Given instruction: List all lines of the data that include the string "JSON".

BEGIN Given entries

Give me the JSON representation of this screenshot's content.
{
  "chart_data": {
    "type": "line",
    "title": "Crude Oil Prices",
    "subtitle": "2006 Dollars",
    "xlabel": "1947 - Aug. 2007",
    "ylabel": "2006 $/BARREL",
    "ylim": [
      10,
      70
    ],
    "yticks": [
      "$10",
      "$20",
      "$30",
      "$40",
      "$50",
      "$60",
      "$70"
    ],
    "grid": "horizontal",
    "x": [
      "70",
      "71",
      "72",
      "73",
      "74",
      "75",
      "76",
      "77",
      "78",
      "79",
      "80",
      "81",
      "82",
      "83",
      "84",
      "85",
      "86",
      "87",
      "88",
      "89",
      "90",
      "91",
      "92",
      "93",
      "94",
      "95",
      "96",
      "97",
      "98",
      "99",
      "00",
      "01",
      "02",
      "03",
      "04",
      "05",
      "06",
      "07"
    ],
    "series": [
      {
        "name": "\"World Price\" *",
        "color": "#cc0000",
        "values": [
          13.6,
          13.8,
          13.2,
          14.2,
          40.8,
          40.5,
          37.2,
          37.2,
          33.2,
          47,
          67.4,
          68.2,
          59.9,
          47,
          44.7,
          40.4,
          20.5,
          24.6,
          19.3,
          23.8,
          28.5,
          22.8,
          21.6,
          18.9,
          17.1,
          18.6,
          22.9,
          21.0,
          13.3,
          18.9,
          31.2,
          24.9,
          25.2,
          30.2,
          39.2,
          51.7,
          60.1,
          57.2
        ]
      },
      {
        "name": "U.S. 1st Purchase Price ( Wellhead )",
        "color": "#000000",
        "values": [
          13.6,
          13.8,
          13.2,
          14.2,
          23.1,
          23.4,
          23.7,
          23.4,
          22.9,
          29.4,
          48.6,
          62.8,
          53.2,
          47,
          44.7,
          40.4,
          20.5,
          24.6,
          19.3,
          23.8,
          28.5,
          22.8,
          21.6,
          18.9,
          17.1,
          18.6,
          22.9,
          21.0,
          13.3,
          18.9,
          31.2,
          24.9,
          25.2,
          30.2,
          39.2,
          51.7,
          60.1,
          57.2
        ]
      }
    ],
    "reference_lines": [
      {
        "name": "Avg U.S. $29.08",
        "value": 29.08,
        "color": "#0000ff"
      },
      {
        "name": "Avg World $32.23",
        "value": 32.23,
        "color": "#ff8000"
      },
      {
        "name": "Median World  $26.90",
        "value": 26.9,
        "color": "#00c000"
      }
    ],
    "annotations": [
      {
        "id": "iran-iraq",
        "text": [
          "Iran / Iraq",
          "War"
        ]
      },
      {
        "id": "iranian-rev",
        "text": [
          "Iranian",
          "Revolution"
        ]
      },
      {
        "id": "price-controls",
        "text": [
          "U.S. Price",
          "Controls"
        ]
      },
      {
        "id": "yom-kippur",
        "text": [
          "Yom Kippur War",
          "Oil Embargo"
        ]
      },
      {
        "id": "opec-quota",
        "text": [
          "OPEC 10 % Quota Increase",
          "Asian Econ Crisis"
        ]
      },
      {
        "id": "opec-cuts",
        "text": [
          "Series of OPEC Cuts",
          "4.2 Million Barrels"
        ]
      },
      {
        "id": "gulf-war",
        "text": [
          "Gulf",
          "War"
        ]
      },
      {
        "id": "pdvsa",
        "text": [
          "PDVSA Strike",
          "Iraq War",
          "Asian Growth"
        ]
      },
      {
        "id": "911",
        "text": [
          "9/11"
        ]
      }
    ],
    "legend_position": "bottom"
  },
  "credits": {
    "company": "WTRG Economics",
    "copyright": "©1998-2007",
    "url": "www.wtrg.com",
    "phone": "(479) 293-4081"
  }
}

END Given entries
BEGIN Given entries

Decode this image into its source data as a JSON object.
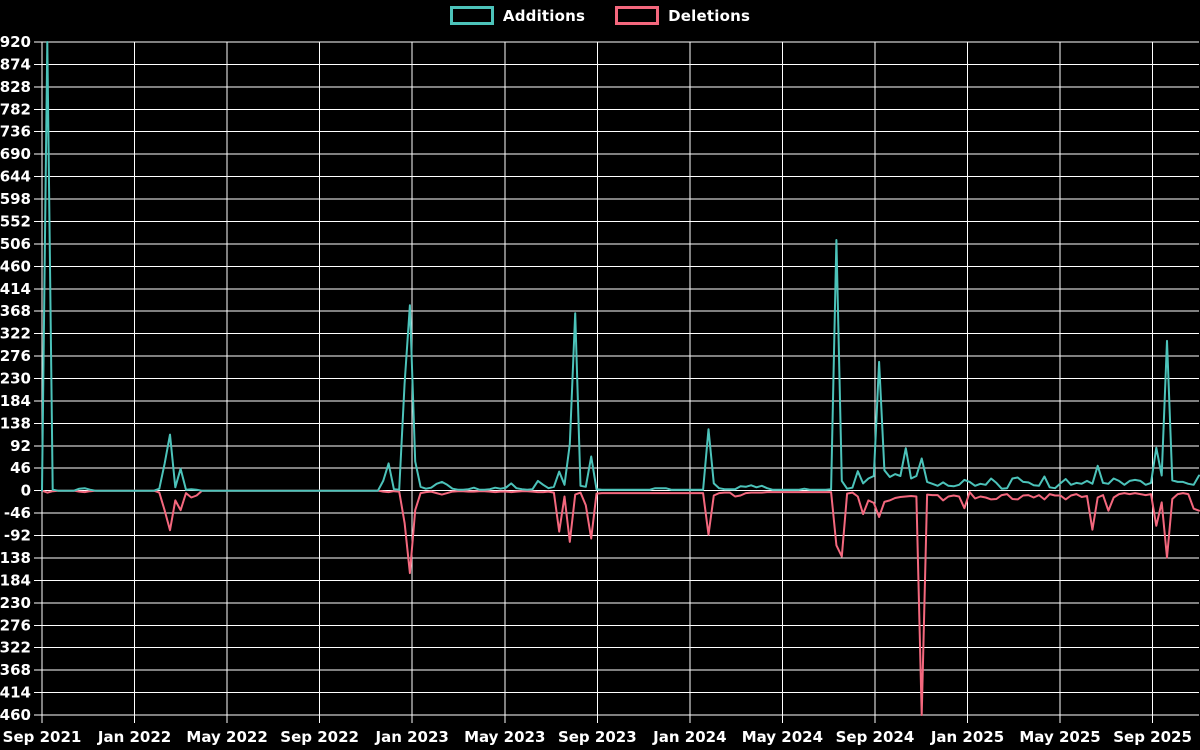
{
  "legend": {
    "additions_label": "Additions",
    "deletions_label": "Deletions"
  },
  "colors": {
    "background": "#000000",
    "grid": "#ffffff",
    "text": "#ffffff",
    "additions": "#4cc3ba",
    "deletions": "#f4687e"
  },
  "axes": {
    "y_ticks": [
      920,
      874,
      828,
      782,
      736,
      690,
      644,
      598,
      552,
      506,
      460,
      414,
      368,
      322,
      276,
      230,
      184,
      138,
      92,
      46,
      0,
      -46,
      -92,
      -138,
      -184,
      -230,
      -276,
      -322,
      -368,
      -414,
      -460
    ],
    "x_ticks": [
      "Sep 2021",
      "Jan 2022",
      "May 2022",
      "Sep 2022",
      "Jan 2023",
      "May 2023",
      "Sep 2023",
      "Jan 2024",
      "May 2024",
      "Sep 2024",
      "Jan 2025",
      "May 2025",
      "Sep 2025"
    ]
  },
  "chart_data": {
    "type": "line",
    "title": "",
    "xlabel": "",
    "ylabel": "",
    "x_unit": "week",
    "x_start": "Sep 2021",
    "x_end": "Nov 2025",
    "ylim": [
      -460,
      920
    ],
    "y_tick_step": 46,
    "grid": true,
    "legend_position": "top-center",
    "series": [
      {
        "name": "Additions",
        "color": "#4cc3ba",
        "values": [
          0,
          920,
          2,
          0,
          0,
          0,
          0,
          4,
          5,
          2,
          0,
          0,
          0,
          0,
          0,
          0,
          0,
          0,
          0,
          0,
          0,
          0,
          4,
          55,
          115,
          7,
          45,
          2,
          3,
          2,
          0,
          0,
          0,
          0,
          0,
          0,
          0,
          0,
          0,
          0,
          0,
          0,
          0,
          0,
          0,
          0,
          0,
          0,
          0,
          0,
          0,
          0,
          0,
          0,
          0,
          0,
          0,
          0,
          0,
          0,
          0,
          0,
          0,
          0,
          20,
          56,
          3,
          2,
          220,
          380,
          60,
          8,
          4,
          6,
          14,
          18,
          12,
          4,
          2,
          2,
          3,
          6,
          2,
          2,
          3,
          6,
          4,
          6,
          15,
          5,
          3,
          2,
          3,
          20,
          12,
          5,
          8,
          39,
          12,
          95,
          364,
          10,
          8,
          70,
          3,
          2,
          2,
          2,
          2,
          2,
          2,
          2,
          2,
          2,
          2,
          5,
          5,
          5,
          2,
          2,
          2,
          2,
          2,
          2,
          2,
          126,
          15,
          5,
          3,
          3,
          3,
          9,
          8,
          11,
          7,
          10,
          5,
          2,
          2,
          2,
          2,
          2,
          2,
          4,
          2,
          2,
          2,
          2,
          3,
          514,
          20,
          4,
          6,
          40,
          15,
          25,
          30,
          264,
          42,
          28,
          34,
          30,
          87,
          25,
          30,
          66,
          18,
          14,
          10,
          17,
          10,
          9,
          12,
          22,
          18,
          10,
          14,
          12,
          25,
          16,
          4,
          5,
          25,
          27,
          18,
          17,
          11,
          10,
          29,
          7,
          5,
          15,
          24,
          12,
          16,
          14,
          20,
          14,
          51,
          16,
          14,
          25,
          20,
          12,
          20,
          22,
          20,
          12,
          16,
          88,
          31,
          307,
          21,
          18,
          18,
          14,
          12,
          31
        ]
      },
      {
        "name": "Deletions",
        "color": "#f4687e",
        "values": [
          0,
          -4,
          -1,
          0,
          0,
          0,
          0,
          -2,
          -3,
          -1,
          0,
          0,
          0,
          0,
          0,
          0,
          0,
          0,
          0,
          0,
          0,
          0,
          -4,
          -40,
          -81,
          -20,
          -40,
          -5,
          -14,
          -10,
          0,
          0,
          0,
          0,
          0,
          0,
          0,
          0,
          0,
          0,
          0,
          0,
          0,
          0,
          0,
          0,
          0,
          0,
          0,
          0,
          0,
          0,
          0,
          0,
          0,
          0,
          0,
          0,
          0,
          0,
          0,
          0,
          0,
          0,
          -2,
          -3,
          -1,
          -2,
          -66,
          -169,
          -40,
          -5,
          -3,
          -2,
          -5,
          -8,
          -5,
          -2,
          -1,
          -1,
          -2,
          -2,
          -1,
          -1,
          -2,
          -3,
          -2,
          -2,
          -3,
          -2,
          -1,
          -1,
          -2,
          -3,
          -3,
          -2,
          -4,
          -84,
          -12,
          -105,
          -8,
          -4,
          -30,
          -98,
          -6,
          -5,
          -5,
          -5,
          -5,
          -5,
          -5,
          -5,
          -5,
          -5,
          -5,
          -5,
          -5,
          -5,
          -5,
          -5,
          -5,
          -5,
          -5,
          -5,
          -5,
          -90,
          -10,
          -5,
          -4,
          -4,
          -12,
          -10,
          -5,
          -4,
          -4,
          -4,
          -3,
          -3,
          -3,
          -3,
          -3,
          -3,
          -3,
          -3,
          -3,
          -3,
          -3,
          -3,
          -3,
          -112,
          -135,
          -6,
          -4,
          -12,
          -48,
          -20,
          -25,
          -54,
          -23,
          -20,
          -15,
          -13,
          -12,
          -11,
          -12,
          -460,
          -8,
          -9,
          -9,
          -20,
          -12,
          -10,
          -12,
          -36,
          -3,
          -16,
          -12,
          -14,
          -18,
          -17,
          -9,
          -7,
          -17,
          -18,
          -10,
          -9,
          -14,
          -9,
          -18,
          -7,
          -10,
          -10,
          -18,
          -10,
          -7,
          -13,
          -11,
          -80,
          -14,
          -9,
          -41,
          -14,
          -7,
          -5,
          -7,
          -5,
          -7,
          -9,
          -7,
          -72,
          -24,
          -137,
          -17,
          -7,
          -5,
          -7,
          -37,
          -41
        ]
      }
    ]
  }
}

END Given entries

Solved problem:
Give me the JSON representation of this screenshot's content.
Decode this image into its source data as a JSON object.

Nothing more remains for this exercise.